→ **Written problem**
Each line that includes the word "المجلة" counts once; give the total and nothing more.

→ **Input for this task**

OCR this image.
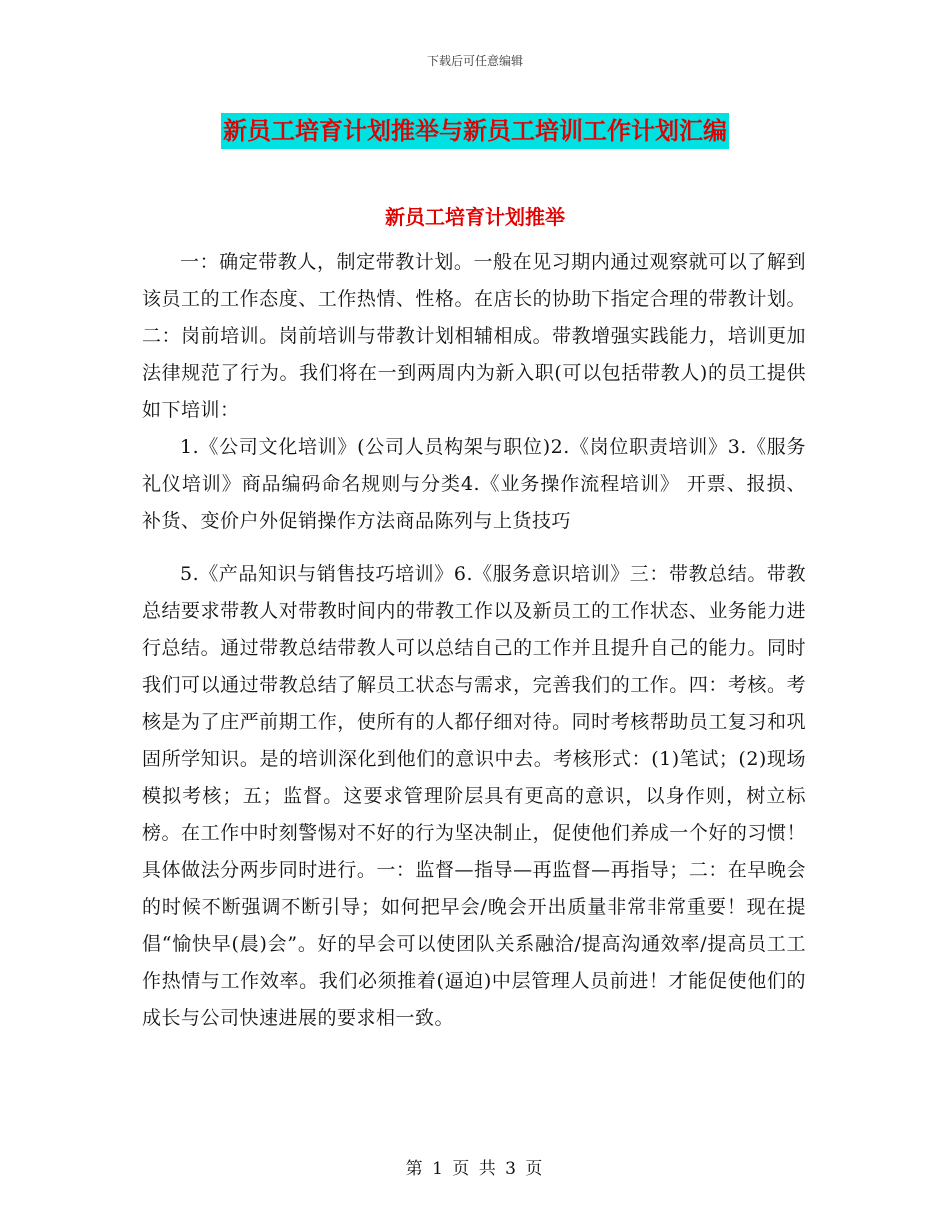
下载后可任意编辑
新员工培育计划推举与新员工培训工作计划汇编
新员工培育计划推举

一：确定带教人，制定带教计划。一般在见习期内通过观察就可以了解到该员工的工作态度、工作热情、性格。在店长的协助下指定合理的带教计划。二：岗前培训。岗前培训与带教计划相辅相成。带教增强实践能力，培训更加法律规范了行为。我们将在一到两周内为新入职(可以包括带教人)的员工提供如下培训：

1.《公司文化培训》(公司人员构架与职位)2.《岗位职责培训》3.《服务礼仪培训》商品编码命名规则与分类4.《业务操作流程培训》 开票、报损、补货、变价户外促销操作方法商品陈列与上货技巧

5.《产品知识与销售技巧培训》6.《服务意识培训》三：带教总结。带教总结要求带教人对带教时间内的带教工作以及新员工的工作状态、业务能力进行总结。通过带教总结带教人可以总结自己的工作并且提升自己的能力。同时我们可以通过带教总结了解员工状态与需求，完善我们的工作。四：考核。考核是为了庄严前期工作，使所有的人都仔细对待。同时考核帮助员工复习和巩固所学知识。是的培训深化到他们的意识中去。考核形式：(1)笔试；(2)现场模拟考核；五；监督。这要求管理阶层具有更高的意识，以身作则，树立标榜。在工作中时刻警惕对不好的行为坚决制止，促使他们养成一个好的习惯！具体做法分两步同时进行。一：监督—指导—再监督—再指导；二：在早晚会的时候不断强调不断引导；如何把早会/晚会开出质量非常非常重要！现在提倡“愉快早(晨)会”。好的早会可以使团队关系融洽/提高沟通效率/提高员工工作热情与工作效率。我们必须推着(逼迫)中层管理人员前进！才能促使他们的成长与公司快速进展的要求相一致。

第 1 页 共 3 页
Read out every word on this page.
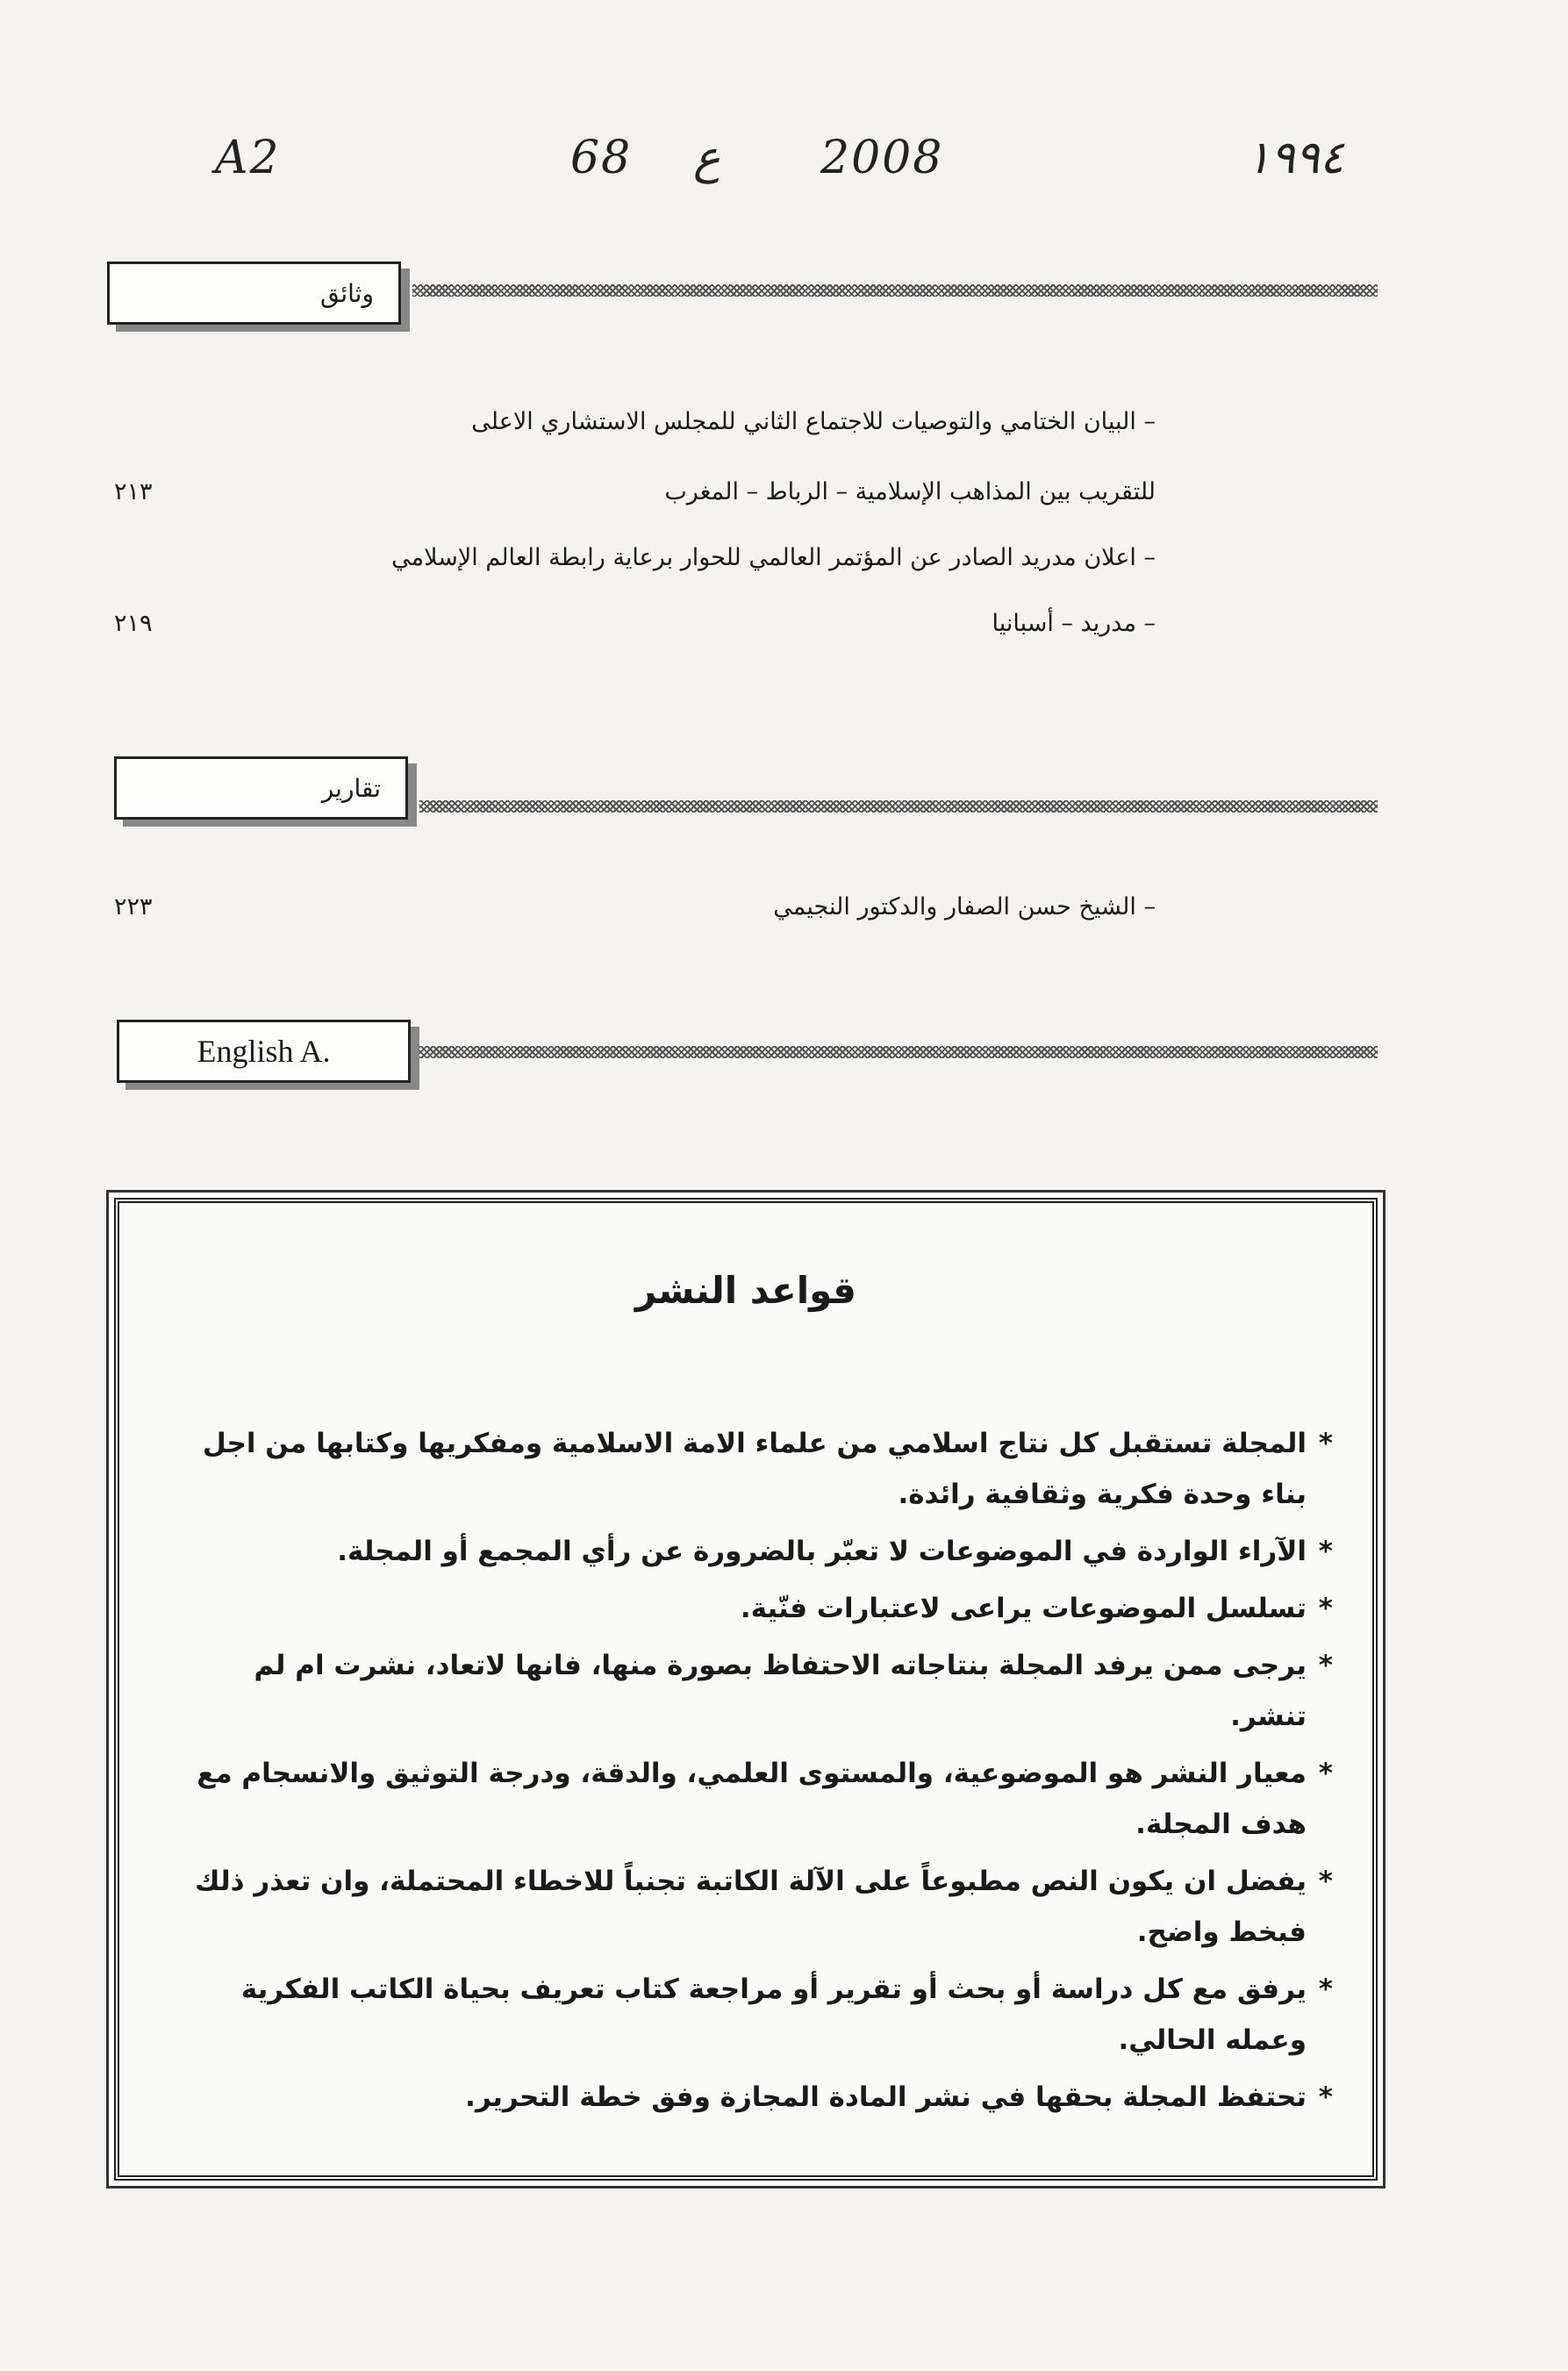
A2	68 ع 2008	١٩٩٤
وثائق
– البيان الختامي والتوصيات للاجتماع الثاني للمجلس الاستشاري الاعلى
للتقريب بين المذاهب الإسلامية – الرباط – المغرب
٢١٣
– اعلان مدريد الصادر عن المؤتمر العالمي للحوار برعاية رابطة العالم الإسلامي
– مدريد – أسبانيا
٢١٩
تقارير
– الشيخ حسن الصفار والدكتور النجيمي
٢٢٣
English A.
قواعد النشر
* المجلة تستقبل كل نتاج اسلامي من علماء الامة الاسلامية ومفكريها وكتابها من اجل بناء وحدة فكرية وثقافية رائدة.
* الآراء الواردة في الموضوعات لا تعبّر بالضرورة عن رأي المجمع أو المجلة.
* تسلسل الموضوعات يراعى لاعتبارات فنّية.
* يرجى ممن يرفد المجلة بنتاجاته الاحتفاظ بصورة منها، فانها لاتعاد، نشرت ام لم تنشر.
* معيار النشر هو الموضوعية، والمستوى العلمي، والدقة، ودرجة التوثيق والانسجام مع هدف المجلة.
* يفضل ان يكون النص مطبوعاً على الآلة الكاتبة تجنباً للاخطاء المحتملة، وان تعذر ذلك فبخط واضح.
* يرفق مع كل دراسة أو بحث أو تقرير أو مراجعة كتاب تعريف بحياة الكاتب الفكرية وعمله الحالي.
* تحتفظ المجلة بحقها في نشر المادة المجازة وفق خطة التحرير.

→ **Correct output**
5